→ TO BE DONE:
Lines that contain the string "shortcut" are to be copied; leave out all others.

#### SOURCE RECORDS

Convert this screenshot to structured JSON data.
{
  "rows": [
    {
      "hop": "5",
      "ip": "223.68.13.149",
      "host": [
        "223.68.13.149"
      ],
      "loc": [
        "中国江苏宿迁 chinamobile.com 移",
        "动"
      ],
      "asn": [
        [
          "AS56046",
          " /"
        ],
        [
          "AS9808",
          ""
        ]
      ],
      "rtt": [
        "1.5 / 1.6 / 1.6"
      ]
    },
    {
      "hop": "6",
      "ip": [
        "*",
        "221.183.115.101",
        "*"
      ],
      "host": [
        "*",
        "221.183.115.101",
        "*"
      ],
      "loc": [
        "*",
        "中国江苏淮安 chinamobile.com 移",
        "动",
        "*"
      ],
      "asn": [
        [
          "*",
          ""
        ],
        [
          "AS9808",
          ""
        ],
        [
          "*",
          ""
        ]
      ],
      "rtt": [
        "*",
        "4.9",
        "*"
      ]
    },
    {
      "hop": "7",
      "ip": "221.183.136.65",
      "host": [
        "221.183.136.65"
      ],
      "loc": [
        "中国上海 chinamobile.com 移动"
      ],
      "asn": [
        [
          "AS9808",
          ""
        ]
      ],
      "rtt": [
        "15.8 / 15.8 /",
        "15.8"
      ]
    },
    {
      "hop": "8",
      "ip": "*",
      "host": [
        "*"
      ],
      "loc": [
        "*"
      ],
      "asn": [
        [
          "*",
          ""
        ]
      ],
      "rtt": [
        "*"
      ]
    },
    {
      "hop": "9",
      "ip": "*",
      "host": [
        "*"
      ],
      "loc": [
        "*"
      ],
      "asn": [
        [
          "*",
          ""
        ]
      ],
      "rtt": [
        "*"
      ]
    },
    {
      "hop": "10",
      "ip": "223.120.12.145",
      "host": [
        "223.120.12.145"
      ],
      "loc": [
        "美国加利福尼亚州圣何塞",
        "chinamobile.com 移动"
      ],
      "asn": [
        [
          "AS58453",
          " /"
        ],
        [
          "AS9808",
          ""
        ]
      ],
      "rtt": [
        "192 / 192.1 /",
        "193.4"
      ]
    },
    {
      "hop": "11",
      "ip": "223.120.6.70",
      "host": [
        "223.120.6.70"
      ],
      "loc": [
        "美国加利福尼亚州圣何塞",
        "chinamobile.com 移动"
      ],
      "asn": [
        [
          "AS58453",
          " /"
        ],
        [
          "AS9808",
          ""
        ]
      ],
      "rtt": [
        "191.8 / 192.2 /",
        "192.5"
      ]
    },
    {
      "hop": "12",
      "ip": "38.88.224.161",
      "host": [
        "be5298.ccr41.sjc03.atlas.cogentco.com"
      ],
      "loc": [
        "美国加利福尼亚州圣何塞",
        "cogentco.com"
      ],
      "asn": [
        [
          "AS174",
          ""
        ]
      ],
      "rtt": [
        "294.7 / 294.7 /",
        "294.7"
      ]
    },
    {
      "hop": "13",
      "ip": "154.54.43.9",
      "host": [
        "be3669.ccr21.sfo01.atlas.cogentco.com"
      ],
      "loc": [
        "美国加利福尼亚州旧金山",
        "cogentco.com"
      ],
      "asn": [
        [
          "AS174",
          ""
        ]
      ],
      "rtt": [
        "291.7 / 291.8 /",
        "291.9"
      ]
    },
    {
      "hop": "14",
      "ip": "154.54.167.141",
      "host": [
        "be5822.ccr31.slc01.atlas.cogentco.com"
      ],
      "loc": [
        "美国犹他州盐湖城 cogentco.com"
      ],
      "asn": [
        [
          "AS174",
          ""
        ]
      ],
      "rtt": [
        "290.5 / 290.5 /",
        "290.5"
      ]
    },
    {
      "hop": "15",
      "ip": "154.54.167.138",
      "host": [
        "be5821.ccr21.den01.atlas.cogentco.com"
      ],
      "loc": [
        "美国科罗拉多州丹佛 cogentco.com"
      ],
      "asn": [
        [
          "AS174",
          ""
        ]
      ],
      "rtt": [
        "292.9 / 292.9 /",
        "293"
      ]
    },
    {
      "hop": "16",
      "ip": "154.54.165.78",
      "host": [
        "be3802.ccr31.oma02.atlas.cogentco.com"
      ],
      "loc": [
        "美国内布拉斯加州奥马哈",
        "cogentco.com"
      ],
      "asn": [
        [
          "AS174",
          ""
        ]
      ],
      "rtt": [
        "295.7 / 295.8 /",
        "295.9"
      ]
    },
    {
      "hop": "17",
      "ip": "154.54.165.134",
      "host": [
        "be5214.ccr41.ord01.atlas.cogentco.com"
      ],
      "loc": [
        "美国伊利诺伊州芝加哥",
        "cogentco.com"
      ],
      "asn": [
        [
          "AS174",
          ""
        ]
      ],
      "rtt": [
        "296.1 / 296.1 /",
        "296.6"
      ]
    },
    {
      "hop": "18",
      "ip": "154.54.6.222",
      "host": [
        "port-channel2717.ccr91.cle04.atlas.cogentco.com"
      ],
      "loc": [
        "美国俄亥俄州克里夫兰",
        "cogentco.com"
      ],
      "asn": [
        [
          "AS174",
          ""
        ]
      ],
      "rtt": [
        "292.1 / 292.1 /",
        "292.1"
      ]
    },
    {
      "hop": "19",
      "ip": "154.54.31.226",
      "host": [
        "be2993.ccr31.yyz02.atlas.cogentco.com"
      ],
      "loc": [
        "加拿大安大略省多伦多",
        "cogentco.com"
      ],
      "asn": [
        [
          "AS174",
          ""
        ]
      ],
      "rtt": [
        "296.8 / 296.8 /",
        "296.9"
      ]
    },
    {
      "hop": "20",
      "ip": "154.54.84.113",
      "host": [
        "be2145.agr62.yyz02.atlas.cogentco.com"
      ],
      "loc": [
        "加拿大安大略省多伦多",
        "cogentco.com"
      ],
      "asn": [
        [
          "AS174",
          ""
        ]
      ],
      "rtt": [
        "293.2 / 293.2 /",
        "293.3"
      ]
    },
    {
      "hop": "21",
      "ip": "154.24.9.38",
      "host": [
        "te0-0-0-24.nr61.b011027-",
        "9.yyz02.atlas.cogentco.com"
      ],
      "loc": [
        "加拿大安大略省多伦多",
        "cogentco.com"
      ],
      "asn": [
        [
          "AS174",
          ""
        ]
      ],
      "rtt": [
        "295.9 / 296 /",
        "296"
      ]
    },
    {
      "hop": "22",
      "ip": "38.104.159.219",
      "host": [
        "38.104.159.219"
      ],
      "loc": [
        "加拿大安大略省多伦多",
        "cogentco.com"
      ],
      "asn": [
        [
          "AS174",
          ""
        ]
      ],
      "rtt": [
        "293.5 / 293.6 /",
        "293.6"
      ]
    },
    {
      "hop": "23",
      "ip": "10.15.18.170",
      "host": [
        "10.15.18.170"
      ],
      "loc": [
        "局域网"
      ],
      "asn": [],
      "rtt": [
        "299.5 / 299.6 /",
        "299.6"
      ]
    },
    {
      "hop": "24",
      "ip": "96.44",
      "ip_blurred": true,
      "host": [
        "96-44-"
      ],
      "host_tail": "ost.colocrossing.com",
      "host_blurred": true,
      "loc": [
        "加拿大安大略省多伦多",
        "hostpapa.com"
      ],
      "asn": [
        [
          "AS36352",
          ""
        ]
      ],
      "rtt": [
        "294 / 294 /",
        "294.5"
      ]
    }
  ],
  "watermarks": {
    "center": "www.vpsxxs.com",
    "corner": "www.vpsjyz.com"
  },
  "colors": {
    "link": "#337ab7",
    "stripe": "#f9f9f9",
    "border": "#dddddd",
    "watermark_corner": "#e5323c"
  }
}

########
#### SOURCE RECORDS

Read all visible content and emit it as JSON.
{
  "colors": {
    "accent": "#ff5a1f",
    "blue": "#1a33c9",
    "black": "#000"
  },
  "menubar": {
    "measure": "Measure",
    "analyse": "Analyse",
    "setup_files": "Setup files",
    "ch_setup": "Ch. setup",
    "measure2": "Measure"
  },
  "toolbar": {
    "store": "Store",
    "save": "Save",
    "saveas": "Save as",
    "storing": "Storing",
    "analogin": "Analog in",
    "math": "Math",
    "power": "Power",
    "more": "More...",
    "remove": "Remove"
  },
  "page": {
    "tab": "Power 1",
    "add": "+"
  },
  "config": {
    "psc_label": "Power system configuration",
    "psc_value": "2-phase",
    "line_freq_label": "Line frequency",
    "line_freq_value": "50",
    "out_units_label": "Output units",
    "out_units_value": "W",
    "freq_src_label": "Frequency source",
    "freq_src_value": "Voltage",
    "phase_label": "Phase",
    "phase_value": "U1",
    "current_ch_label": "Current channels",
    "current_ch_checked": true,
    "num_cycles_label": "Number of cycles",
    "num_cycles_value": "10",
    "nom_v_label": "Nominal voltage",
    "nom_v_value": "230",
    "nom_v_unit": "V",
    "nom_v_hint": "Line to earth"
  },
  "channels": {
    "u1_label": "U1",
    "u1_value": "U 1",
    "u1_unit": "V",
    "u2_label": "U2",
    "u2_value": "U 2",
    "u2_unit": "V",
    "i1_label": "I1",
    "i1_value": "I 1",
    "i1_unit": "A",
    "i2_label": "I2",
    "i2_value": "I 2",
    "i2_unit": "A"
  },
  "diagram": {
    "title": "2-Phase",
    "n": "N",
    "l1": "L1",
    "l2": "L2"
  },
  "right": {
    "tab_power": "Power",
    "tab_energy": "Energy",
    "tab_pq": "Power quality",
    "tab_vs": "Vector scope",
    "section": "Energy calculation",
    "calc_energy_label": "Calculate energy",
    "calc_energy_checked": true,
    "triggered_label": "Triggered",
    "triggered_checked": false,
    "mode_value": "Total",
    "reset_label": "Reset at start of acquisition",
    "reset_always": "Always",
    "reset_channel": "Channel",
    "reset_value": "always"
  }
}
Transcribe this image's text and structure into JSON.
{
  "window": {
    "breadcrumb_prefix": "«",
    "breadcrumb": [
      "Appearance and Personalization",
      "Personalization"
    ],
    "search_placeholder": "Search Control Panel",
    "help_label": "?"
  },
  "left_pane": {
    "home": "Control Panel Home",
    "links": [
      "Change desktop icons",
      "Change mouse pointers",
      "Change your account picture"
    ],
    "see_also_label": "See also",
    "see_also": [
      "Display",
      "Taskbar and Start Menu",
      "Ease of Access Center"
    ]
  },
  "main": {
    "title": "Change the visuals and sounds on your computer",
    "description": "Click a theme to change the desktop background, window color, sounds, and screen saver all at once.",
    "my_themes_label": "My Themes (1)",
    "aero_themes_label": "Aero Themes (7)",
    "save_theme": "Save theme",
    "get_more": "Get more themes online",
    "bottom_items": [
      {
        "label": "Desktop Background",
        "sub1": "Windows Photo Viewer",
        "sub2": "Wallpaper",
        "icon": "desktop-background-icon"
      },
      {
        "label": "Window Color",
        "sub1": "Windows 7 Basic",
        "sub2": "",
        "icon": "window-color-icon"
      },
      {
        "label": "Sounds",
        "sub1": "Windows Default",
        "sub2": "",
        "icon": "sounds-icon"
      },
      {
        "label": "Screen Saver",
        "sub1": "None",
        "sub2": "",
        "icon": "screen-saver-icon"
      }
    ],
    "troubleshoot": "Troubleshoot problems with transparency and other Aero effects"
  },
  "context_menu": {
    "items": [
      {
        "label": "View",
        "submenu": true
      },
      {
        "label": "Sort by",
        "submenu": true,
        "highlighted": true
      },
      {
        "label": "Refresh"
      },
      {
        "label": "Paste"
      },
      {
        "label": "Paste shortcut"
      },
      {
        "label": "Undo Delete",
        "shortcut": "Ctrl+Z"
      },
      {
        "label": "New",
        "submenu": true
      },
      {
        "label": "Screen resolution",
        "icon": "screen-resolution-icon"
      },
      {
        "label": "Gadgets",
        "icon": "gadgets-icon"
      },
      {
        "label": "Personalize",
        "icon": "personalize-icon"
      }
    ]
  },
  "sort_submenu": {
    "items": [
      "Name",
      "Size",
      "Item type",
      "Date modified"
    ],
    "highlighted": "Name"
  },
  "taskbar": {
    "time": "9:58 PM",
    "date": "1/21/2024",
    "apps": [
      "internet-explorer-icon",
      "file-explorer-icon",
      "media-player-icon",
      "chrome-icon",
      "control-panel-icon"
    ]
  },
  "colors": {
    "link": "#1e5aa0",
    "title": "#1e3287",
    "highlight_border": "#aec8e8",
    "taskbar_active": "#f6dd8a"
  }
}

########
#### SOURCE RECORDS

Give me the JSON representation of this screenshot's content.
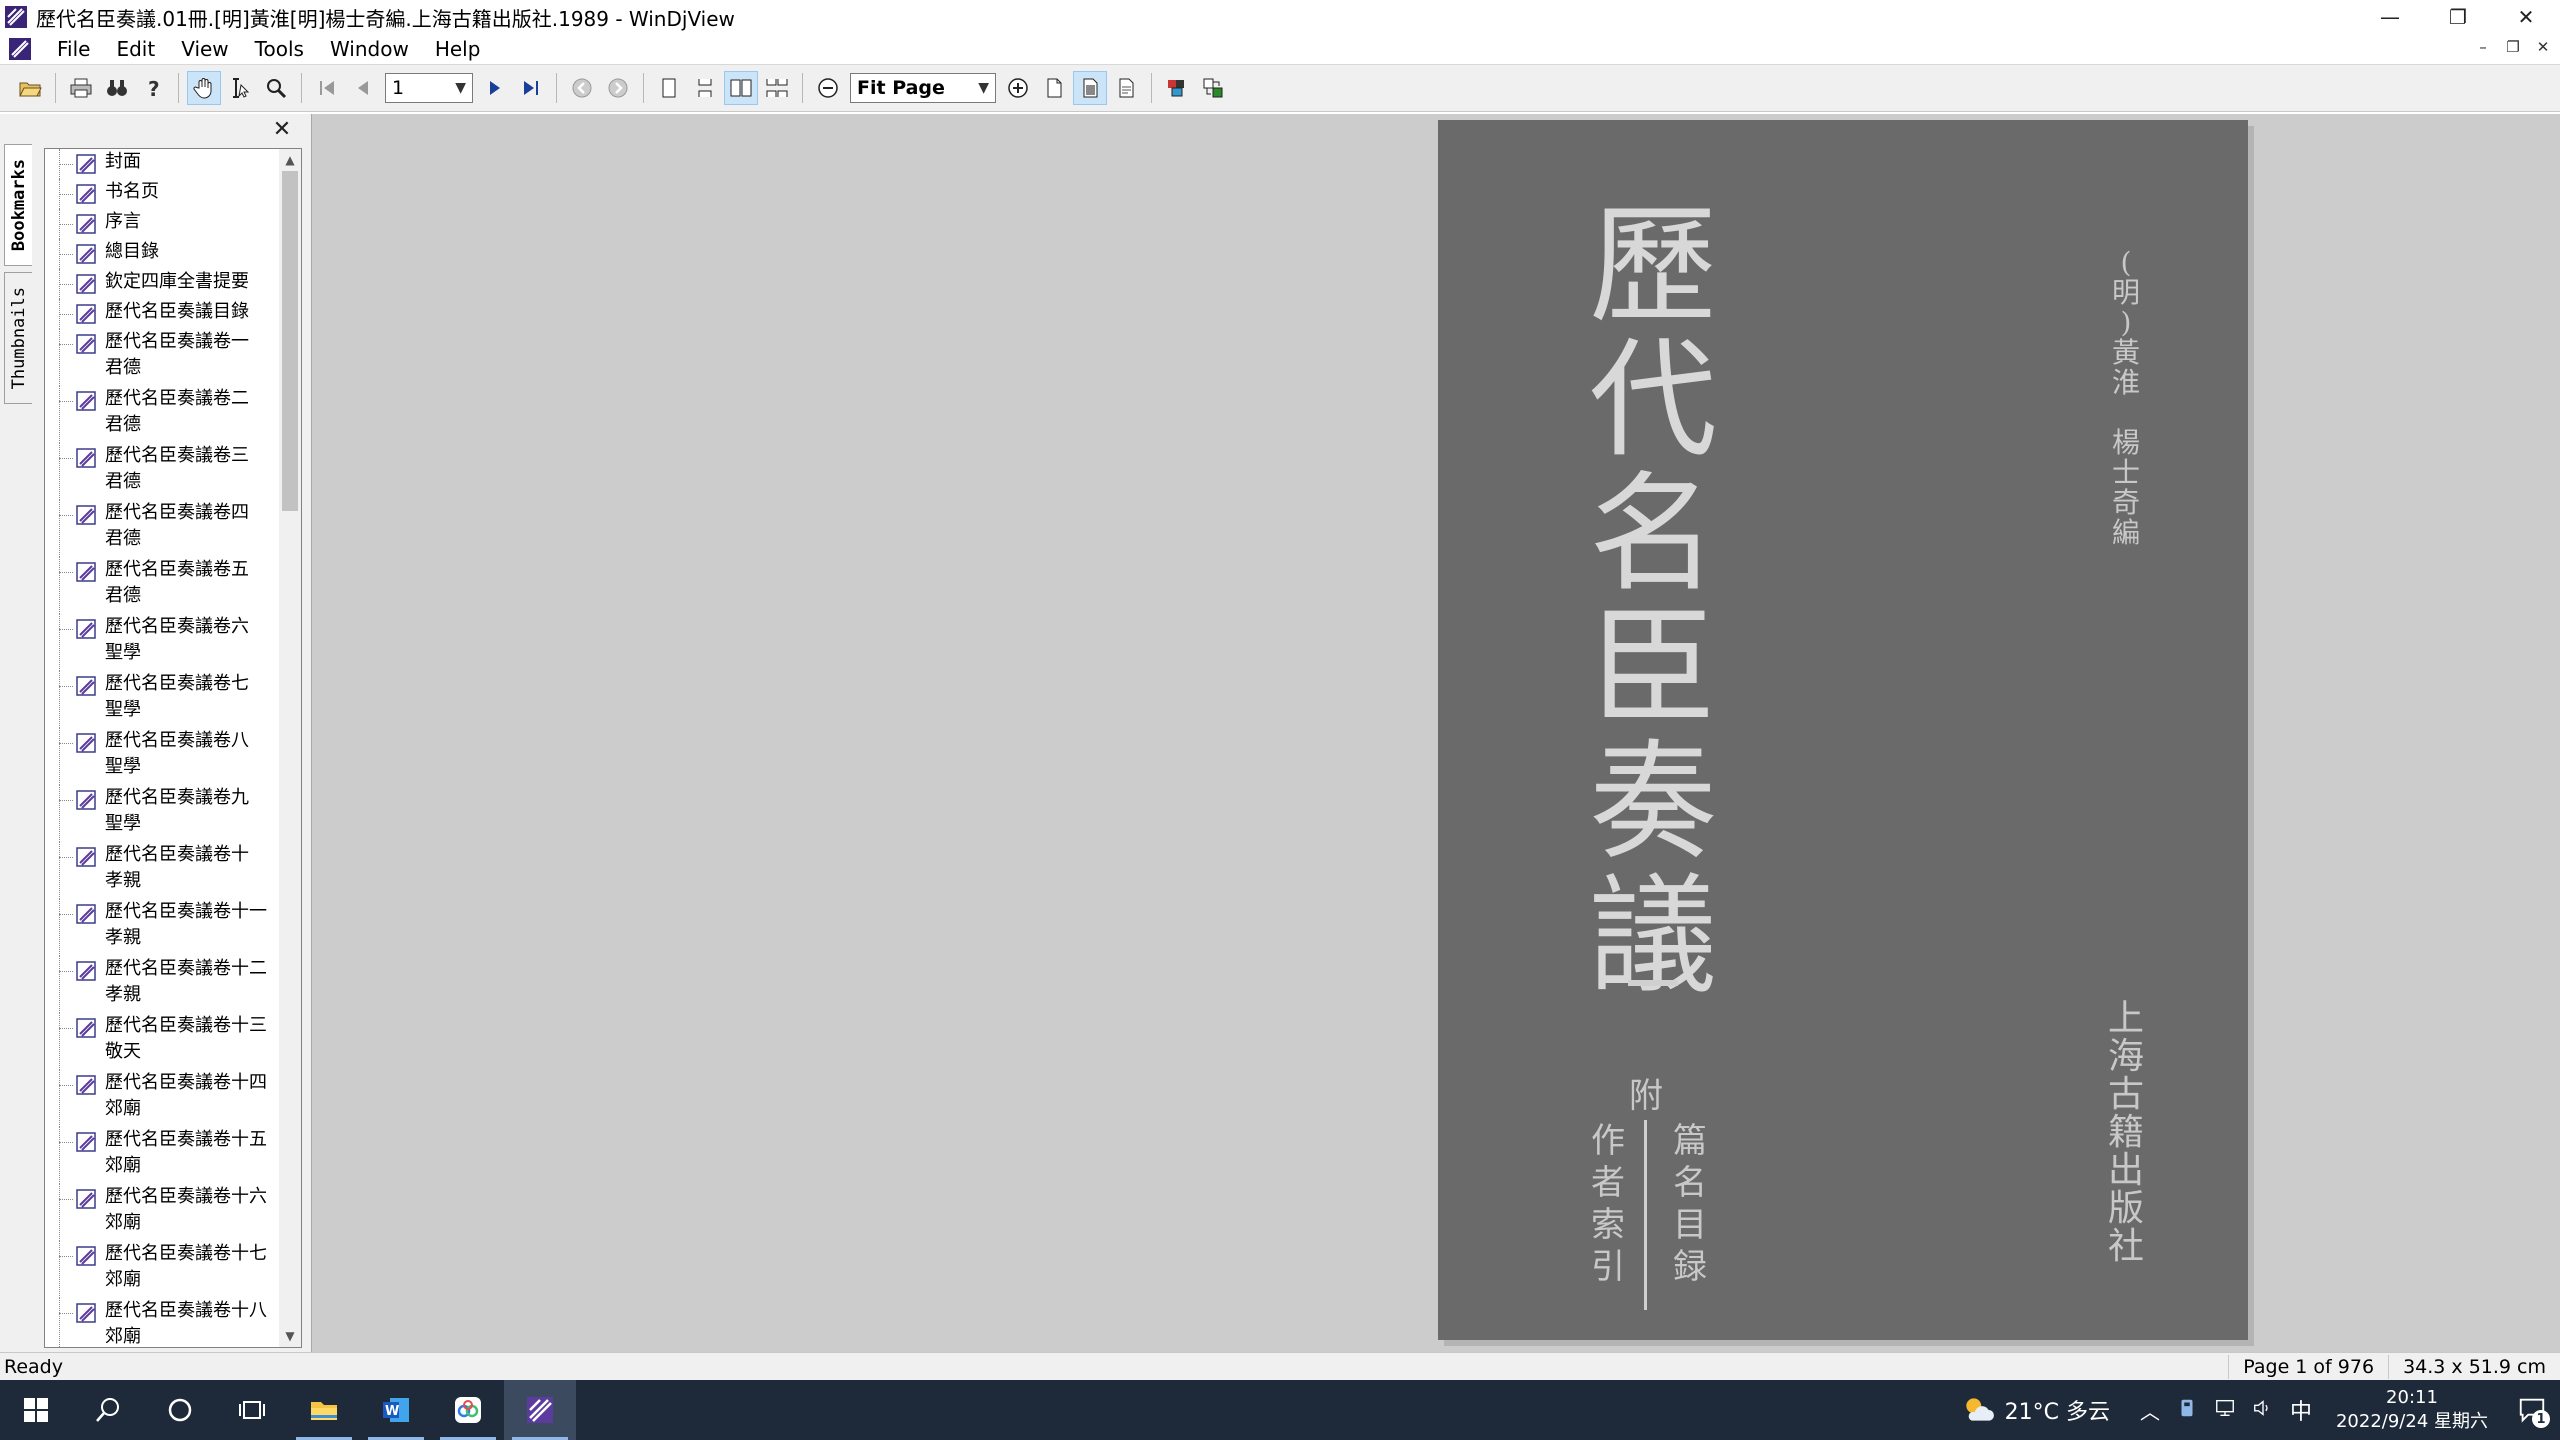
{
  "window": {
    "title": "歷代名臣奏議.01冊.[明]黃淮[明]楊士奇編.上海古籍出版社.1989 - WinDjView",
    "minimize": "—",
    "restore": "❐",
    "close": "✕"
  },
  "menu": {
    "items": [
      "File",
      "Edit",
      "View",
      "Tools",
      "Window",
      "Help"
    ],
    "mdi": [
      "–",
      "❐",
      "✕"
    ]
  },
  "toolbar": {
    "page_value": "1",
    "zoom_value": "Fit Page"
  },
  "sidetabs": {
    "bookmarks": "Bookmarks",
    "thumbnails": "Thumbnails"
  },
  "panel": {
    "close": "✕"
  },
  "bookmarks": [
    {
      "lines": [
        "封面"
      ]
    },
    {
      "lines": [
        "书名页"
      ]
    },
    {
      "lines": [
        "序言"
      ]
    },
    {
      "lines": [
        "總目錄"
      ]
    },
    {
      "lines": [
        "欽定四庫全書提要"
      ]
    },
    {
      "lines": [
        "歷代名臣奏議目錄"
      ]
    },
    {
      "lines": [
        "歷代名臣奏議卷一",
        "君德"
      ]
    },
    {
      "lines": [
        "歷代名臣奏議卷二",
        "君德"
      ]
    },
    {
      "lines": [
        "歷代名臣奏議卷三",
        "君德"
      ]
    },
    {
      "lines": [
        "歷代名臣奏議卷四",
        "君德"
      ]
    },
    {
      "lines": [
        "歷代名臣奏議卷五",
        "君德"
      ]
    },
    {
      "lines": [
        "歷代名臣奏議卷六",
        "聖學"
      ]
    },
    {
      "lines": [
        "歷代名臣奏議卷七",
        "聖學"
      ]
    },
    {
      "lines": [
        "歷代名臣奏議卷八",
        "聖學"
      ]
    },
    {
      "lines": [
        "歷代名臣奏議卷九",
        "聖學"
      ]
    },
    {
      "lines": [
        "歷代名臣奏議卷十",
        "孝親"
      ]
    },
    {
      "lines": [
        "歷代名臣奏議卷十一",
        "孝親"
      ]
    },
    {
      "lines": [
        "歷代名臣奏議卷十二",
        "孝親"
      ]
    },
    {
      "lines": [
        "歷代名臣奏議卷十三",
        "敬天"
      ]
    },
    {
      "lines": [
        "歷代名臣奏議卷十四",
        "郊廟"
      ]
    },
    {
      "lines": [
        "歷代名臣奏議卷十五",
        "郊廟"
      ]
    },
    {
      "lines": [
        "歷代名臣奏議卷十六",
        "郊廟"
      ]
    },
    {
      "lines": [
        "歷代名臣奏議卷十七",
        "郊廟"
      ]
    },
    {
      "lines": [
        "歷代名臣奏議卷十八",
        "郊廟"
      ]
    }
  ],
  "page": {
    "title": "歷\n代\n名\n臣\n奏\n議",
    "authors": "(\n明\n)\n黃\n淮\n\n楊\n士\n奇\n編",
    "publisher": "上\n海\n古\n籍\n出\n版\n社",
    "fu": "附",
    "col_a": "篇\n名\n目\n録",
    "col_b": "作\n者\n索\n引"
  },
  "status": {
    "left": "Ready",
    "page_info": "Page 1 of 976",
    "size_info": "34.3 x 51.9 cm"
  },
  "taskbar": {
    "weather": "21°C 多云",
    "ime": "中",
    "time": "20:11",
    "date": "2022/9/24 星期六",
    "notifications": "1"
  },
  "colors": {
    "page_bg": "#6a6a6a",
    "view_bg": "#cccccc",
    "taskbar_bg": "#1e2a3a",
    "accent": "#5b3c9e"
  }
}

########

→ SOLUTION FOR THIS PROBLEM:
        "label": "Paste shortcut"
        "shortcut": "Ctrl+Z"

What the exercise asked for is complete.